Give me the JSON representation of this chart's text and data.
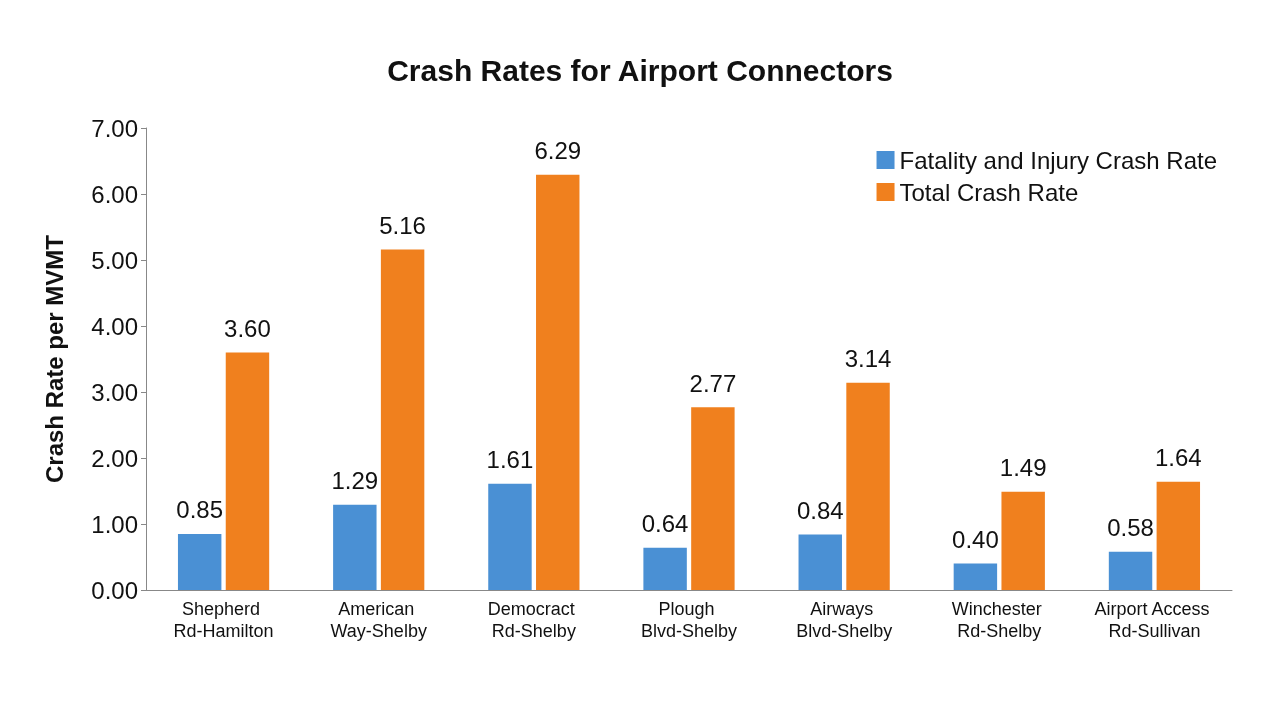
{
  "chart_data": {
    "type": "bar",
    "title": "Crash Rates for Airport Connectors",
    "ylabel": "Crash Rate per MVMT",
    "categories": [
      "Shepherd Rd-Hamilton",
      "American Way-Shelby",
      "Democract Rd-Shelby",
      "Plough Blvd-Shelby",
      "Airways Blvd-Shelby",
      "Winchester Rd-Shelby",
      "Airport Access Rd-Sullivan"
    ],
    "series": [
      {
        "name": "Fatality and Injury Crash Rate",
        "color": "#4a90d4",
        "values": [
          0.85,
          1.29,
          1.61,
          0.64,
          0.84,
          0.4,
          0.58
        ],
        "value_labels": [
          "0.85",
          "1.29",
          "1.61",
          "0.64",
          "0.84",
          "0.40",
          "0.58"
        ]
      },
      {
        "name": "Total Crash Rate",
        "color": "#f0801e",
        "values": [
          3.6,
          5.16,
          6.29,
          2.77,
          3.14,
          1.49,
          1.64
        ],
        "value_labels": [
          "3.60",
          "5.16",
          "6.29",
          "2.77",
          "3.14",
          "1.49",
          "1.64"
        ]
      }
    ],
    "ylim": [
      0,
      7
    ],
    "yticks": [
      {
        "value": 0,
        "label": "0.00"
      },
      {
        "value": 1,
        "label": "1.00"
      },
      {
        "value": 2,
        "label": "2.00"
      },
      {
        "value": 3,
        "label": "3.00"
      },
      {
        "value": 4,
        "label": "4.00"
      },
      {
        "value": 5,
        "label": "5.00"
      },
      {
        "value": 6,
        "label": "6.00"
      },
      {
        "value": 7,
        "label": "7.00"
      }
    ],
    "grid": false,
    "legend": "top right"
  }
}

...

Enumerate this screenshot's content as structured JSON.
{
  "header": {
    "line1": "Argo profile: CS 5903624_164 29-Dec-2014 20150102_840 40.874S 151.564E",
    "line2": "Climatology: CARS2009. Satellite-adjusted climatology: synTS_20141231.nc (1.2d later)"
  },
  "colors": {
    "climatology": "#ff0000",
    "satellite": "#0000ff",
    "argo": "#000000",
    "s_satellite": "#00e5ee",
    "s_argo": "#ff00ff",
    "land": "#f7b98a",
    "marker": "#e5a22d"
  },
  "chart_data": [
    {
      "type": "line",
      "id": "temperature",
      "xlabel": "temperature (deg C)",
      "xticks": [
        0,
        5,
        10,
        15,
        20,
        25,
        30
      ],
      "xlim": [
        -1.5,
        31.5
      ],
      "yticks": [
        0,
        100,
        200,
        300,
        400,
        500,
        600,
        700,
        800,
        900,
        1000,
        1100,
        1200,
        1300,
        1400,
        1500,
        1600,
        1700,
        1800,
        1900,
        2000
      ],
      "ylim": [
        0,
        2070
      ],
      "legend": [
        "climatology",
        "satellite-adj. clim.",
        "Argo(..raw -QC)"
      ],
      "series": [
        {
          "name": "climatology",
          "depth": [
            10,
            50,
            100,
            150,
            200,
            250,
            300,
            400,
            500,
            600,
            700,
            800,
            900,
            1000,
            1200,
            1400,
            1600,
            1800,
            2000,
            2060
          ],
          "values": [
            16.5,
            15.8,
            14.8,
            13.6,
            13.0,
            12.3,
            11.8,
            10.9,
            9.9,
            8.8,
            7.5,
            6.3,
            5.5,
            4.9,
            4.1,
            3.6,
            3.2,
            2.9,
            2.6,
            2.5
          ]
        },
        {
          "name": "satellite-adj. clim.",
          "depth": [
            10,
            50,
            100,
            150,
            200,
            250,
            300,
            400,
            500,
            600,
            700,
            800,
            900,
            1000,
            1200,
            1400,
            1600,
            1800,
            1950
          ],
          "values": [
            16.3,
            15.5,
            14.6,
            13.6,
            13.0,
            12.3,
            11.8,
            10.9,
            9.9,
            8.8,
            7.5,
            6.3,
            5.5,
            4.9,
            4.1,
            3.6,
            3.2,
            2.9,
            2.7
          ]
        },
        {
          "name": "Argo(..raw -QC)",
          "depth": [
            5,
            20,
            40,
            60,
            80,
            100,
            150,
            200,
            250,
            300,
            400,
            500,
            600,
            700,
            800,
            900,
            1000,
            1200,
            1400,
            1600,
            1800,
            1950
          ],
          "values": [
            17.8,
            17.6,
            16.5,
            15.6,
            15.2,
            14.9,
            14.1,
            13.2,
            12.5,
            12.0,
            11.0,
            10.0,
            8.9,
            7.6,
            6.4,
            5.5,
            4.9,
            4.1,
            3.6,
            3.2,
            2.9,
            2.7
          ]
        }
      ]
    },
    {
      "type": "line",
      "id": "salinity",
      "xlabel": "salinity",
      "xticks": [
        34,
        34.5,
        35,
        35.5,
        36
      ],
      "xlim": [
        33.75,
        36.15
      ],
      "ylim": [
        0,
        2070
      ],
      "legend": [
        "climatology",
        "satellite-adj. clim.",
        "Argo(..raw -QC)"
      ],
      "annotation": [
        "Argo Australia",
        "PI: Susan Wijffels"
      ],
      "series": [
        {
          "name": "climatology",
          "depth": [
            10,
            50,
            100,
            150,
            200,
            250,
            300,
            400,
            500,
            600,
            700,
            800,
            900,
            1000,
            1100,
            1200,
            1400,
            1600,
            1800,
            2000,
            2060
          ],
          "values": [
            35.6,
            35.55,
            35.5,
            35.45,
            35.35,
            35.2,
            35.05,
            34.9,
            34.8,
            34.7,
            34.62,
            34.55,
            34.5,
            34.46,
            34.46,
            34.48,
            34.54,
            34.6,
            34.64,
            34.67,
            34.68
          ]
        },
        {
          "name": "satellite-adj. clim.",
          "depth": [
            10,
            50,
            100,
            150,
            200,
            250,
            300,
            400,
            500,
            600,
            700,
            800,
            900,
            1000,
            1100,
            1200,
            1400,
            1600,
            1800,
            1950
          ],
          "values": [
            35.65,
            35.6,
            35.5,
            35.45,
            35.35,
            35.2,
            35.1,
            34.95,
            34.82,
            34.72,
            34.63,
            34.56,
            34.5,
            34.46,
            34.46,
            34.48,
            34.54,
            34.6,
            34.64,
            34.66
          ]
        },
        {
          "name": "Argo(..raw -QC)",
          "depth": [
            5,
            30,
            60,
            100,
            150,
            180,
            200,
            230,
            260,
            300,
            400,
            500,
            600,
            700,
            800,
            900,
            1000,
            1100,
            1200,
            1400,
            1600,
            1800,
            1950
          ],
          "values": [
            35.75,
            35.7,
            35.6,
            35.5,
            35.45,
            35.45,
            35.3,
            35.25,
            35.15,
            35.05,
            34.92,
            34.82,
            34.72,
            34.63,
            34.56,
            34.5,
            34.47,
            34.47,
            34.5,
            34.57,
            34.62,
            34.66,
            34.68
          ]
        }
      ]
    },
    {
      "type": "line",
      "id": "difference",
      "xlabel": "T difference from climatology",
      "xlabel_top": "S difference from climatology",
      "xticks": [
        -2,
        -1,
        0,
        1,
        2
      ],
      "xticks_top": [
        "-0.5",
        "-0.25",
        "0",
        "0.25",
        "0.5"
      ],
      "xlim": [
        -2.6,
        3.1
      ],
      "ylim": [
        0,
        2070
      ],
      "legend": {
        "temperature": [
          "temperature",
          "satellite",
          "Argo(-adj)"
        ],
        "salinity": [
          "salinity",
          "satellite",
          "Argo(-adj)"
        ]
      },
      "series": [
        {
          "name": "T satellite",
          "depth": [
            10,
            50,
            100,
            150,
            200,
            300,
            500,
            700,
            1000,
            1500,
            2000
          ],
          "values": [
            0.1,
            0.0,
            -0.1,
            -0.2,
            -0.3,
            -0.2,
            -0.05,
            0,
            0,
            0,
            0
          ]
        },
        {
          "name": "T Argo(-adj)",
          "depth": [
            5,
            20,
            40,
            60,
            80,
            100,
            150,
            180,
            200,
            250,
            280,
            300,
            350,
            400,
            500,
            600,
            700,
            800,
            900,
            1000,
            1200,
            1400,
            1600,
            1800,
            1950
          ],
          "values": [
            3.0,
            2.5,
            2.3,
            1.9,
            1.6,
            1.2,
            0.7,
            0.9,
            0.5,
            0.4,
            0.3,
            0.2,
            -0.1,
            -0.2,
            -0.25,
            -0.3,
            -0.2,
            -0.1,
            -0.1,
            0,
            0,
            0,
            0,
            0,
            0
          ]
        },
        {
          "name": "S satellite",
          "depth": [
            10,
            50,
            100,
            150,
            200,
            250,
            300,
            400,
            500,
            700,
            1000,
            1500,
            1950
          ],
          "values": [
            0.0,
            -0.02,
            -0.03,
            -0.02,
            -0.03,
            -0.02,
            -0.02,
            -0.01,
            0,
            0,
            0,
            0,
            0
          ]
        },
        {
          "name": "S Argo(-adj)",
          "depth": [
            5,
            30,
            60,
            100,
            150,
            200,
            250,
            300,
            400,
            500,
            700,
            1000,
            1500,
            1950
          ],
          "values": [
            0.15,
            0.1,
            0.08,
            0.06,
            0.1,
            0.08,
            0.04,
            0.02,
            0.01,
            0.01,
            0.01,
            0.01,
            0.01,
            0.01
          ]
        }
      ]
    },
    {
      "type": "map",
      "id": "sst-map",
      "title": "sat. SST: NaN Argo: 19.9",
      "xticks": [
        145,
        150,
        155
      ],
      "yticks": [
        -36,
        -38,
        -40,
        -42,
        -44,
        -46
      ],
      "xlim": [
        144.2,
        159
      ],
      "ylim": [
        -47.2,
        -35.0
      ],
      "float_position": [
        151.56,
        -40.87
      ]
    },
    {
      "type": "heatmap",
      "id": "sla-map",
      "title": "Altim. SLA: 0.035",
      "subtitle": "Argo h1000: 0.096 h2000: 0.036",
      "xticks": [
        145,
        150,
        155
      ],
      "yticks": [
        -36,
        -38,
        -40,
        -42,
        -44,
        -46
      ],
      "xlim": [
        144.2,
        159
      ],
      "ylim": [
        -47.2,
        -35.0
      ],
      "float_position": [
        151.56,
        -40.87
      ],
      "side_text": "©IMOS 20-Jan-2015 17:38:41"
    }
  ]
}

The exercise>
Pick out each line above that includes "from" and show it.

Task output>
      "xlabel": "T difference from climatology",
      "xlabel_top": "S difference from climatology",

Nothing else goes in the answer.